## Given exercise
Write out all of the records precisely. Skip anything that is a picture.
* start Input *
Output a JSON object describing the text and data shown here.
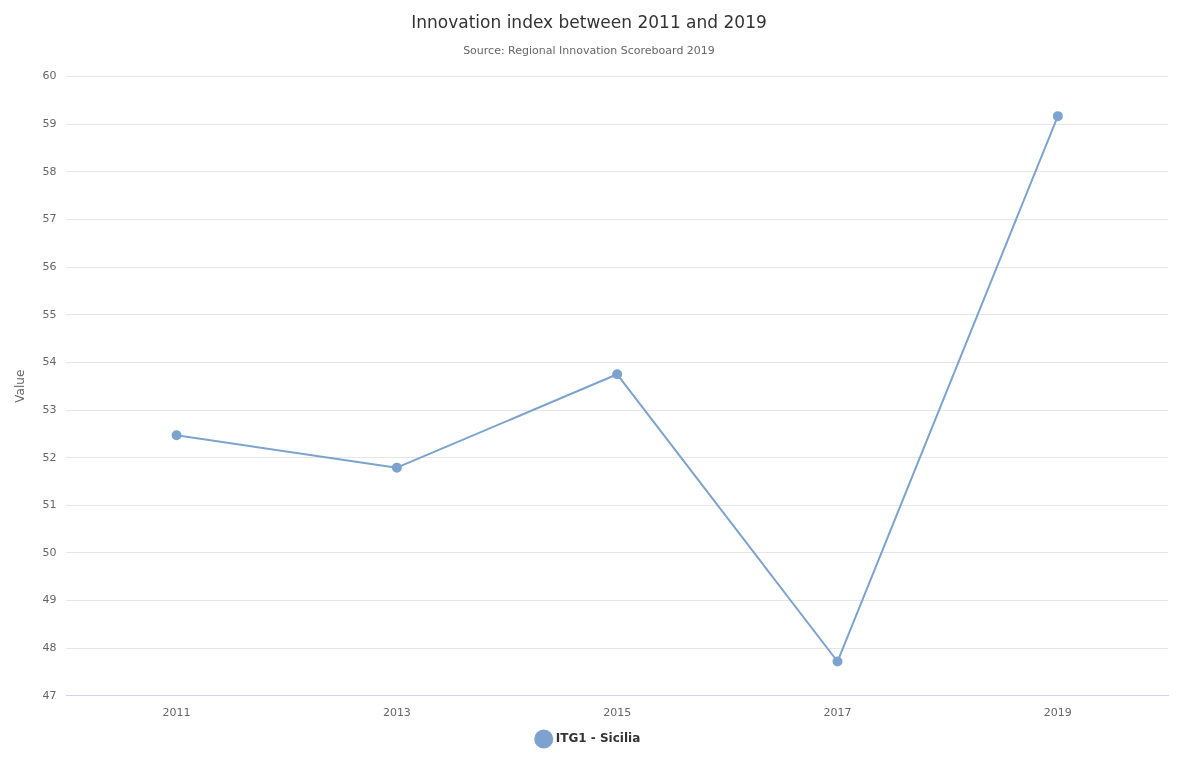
{
  "chart_data": {
    "type": "line",
    "title": "Innovation index between 2011 and 2019",
    "subtitle": "Source: Regional Innovation Scoreboard 2019",
    "ylabel": "Value",
    "categories": [
      "2011",
      "2013",
      "2015",
      "2017",
      "2019"
    ],
    "series": [
      {
        "name": "ITG1 - Sicilia",
        "color": "#7ca3cf",
        "values": [
          52.47,
          51.79,
          53.75,
          47.72,
          59.17
        ]
      }
    ],
    "ylim": [
      47,
      60
    ],
    "yticks": [
      47,
      48,
      49,
      50,
      51,
      52,
      53,
      54,
      55,
      56,
      57,
      58,
      59,
      60
    ],
    "grid": "y",
    "legend": "bottom",
    "marker": "circle",
    "line_style": "solid"
  }
}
* end Input *
## Response
Output a JSON object describing the text and data shown here.
{
  "chart_data": {
    "type": "line",
    "title": "Innovation index between 2011 and 2019",
    "subtitle": "Source: Regional Innovation Scoreboard 2019",
    "ylabel": "Value",
    "categories": [
      "2011",
      "2013",
      "2015",
      "2017",
      "2019"
    ],
    "series": [
      {
        "name": "ITG1 - Sicilia",
        "color": "#7ca3cf",
        "values": [
          52.47,
          51.79,
          53.75,
          47.72,
          59.17
        ]
      }
    ],
    "ylim": [
      47,
      60
    ],
    "yticks": [
      47,
      48,
      49,
      50,
      51,
      52,
      53,
      54,
      55,
      56,
      57,
      58,
      59,
      60
    ],
    "grid": "y",
    "legend": "bottom",
    "marker": "circle",
    "line_style": "solid"
  }
}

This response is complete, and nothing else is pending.